***** Supplied information
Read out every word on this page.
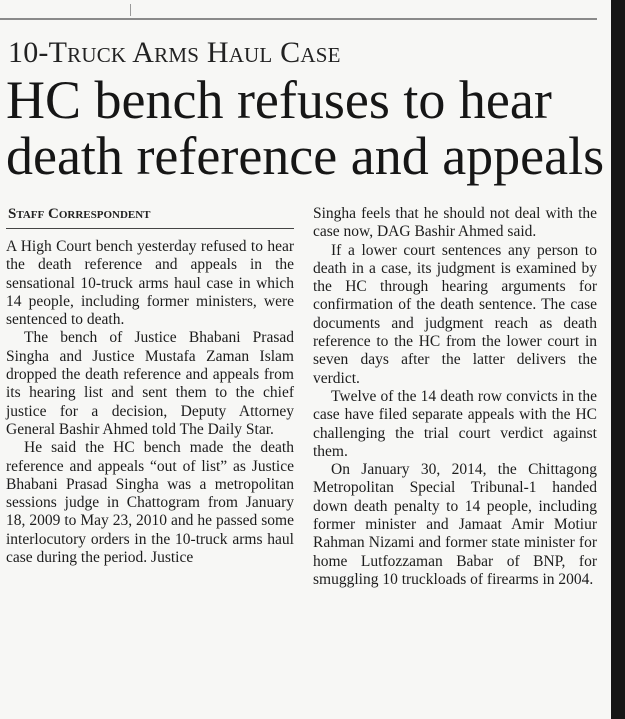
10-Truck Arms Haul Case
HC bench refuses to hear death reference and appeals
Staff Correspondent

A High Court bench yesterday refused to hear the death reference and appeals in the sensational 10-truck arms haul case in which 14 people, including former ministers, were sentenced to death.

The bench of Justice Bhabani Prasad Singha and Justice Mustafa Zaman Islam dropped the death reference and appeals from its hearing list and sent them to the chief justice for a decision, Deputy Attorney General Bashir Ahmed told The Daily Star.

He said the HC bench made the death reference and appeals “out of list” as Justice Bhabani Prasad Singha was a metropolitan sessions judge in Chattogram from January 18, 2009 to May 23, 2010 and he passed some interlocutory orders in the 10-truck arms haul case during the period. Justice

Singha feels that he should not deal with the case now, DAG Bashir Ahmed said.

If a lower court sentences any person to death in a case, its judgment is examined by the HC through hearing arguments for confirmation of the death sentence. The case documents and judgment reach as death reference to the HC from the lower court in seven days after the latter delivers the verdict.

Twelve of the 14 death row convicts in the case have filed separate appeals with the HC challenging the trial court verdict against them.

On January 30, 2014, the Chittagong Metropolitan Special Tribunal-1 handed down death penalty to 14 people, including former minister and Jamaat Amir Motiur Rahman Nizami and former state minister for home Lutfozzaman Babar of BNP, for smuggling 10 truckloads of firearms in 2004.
**********
***** Supplied information
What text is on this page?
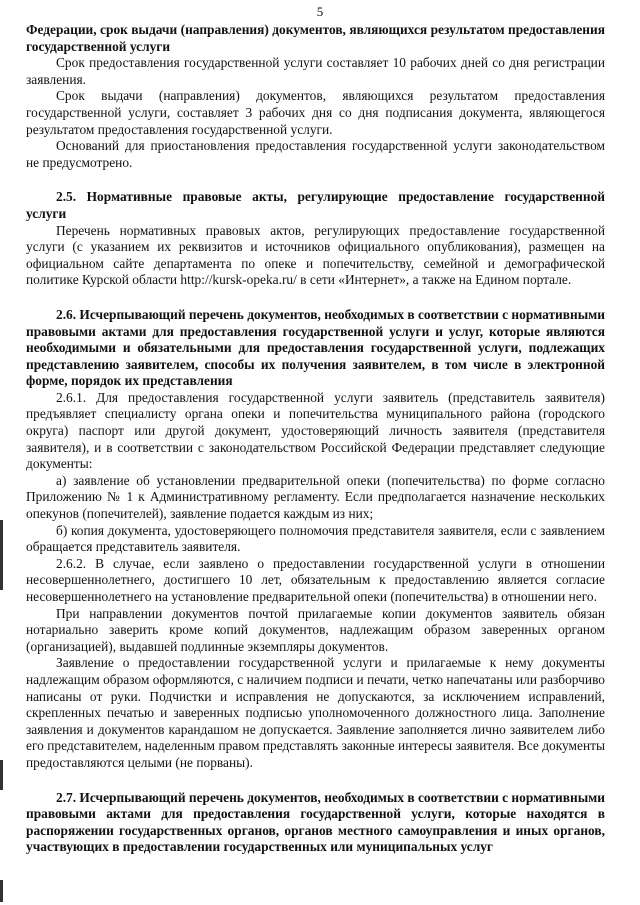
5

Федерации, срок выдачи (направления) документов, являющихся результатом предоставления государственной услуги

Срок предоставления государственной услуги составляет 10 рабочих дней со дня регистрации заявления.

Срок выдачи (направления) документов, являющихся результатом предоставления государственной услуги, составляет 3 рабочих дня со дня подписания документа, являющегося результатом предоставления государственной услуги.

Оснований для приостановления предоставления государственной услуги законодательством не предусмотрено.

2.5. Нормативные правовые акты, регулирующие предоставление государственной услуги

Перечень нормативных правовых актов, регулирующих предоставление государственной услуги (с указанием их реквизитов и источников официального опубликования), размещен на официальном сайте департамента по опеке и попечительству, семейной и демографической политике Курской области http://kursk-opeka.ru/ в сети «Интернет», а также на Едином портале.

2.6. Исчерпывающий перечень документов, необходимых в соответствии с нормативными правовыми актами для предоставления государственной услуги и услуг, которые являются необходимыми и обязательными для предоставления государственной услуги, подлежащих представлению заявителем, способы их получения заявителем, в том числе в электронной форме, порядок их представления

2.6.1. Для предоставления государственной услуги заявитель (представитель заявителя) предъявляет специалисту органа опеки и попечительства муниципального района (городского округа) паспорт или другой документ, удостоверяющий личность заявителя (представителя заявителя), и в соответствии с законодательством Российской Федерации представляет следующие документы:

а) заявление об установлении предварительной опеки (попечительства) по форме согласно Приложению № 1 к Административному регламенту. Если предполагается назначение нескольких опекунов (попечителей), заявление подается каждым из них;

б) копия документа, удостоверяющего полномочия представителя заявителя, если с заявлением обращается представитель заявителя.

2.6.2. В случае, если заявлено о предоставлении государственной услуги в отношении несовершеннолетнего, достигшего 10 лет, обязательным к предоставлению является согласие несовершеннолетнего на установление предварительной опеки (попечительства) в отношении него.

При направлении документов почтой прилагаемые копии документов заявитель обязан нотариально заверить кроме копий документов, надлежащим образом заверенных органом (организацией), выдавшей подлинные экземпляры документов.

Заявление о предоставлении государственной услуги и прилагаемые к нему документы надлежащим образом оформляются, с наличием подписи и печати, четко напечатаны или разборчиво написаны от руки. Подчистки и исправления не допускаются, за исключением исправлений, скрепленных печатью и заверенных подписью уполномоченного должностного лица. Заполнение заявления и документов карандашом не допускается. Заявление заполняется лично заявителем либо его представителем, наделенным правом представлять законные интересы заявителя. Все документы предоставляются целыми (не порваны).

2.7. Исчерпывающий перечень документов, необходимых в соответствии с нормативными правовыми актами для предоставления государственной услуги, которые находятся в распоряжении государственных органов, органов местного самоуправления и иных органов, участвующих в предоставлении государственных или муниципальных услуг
**********
***** Supplied information
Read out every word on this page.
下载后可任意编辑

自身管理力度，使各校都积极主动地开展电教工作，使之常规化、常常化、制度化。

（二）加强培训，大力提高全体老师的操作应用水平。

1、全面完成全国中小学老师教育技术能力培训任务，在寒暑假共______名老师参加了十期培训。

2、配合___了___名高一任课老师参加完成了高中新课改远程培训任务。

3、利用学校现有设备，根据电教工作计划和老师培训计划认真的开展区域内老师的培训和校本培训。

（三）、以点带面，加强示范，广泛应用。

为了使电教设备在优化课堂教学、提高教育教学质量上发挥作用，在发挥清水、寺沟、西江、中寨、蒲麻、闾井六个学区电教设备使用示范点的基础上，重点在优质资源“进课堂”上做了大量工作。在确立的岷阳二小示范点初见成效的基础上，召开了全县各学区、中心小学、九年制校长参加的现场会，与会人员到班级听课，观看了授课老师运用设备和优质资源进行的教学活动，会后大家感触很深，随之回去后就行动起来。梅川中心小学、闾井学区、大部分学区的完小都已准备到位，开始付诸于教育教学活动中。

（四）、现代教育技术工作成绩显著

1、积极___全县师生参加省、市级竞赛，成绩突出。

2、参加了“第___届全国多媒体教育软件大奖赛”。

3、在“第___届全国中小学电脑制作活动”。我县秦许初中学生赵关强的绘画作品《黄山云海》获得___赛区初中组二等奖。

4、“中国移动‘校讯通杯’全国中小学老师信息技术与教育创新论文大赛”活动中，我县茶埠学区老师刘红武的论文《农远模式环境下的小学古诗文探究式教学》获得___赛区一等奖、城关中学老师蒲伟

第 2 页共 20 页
**********
> _Task prompt_:
Filter the records above for lines containing the word "результатом", and copy those lines.

> _Complete output_:
Федерации, срок выдачи (направления) документов, являющихся результатом предоставления государственной услуги
Срок выдачи (направления) документов, являющихся результатом предоставления государственной услуги, составляет 3 рабочих дня со дня подписания документа, являющегося результатом предоставления государственной услуги.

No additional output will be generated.